§ Problem
Every entry needs to be reproduced exactly.

-- start of Information given --

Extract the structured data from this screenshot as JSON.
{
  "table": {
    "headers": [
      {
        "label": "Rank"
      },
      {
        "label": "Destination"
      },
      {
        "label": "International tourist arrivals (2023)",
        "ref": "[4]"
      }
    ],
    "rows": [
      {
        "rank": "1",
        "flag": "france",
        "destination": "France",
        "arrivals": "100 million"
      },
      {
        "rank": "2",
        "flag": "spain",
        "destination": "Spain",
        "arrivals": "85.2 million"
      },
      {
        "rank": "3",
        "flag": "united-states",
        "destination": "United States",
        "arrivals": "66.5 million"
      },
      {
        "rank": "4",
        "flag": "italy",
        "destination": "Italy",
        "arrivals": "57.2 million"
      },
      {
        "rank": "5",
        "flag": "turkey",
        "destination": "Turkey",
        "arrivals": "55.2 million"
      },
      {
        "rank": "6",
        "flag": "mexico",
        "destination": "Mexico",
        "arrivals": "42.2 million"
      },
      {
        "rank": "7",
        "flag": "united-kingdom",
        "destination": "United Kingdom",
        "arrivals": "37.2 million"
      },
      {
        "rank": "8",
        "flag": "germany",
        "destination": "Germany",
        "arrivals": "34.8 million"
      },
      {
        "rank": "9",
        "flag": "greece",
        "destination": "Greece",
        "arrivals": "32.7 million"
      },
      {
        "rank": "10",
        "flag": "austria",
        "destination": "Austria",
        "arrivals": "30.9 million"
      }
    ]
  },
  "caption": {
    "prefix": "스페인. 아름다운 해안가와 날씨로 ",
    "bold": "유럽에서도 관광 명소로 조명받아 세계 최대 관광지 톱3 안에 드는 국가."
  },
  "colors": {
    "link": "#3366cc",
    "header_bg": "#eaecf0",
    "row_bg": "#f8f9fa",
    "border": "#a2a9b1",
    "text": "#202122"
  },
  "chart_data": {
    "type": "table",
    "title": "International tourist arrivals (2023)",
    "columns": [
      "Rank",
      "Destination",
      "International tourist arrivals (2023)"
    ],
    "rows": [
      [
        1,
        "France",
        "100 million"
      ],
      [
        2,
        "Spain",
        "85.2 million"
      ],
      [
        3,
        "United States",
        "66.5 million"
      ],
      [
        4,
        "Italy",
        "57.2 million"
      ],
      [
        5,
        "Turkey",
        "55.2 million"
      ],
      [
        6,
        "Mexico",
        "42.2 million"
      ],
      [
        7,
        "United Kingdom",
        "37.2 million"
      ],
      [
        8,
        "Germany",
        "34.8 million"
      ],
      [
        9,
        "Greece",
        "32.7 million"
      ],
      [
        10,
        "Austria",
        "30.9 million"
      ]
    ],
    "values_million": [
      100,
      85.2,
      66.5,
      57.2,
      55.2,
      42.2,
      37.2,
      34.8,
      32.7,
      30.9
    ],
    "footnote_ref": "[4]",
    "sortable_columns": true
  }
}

-- end of Information given --

§ Correct response
Extract the structured data from this screenshot as JSON.
{
  "table": {
    "headers": [
      {
        "label": "Rank"
      },
      {
        "label": "Destination"
      },
      {
        "label": "International tourist arrivals (2023)",
        "ref": "[4]"
      }
    ],
    "rows": [
      {
        "rank": "1",
        "flag": "france",
        "destination": "France",
        "arrivals": "100 million"
      },
      {
        "rank": "2",
        "flag": "spain",
        "destination": "Spain",
        "arrivals": "85.2 million"
      },
      {
        "rank": "3",
        "flag": "united-states",
        "destination": "United States",
        "arrivals": "66.5 million"
      },
      {
        "rank": "4",
        "flag": "italy",
        "destination": "Italy",
        "arrivals": "57.2 million"
      },
      {
        "rank": "5",
        "flag": "turkey",
        "destination": "Turkey",
        "arrivals": "55.2 million"
      },
      {
        "rank": "6",
        "flag": "mexico",
        "destination": "Mexico",
        "arrivals": "42.2 million"
      },
      {
        "rank": "7",
        "flag": "united-kingdom",
        "destination": "United Kingdom",
        "arrivals": "37.2 million"
      },
      {
        "rank": "8",
        "flag": "germany",
        "destination": "Germany",
        "arrivals": "34.8 million"
      },
      {
        "rank": "9",
        "flag": "greece",
        "destination": "Greece",
        "arrivals": "32.7 million"
      },
      {
        "rank": "10",
        "flag": "austria",
        "destination": "Austria",
        "arrivals": "30.9 million"
      }
    ]
  },
  "caption": {
    "prefix": "스페인. 아름다운 해안가와 날씨로 ",
    "bold": "유럽에서도 관광 명소로 조명받아 세계 최대 관광지 톱3 안에 드는 국가."
  },
  "colors": {
    "link": "#3366cc",
    "header_bg": "#eaecf0",
    "row_bg": "#f8f9fa",
    "border": "#a2a9b1",
    "text": "#202122"
  },
  "chart_data": {
    "type": "table",
    "title": "International tourist arrivals (2023)",
    "columns": [
      "Rank",
      "Destination",
      "International tourist arrivals (2023)"
    ],
    "rows": [
      [
        1,
        "France",
        "100 million"
      ],
      [
        2,
        "Spain",
        "85.2 million"
      ],
      [
        3,
        "United States",
        "66.5 million"
      ],
      [
        4,
        "Italy",
        "57.2 million"
      ],
      [
        5,
        "Turkey",
        "55.2 million"
      ],
      [
        6,
        "Mexico",
        "42.2 million"
      ],
      [
        7,
        "United Kingdom",
        "37.2 million"
      ],
      [
        8,
        "Germany",
        "34.8 million"
      ],
      [
        9,
        "Greece",
        "32.7 million"
      ],
      [
        10,
        "Austria",
        "30.9 million"
      ]
    ],
    "values_million": [
      100,
      85.2,
      66.5,
      57.2,
      55.2,
      42.2,
      37.2,
      34.8,
      32.7,
      30.9
    ],
    "footnote_ref": "[4]",
    "sortable_columns": true
  }
}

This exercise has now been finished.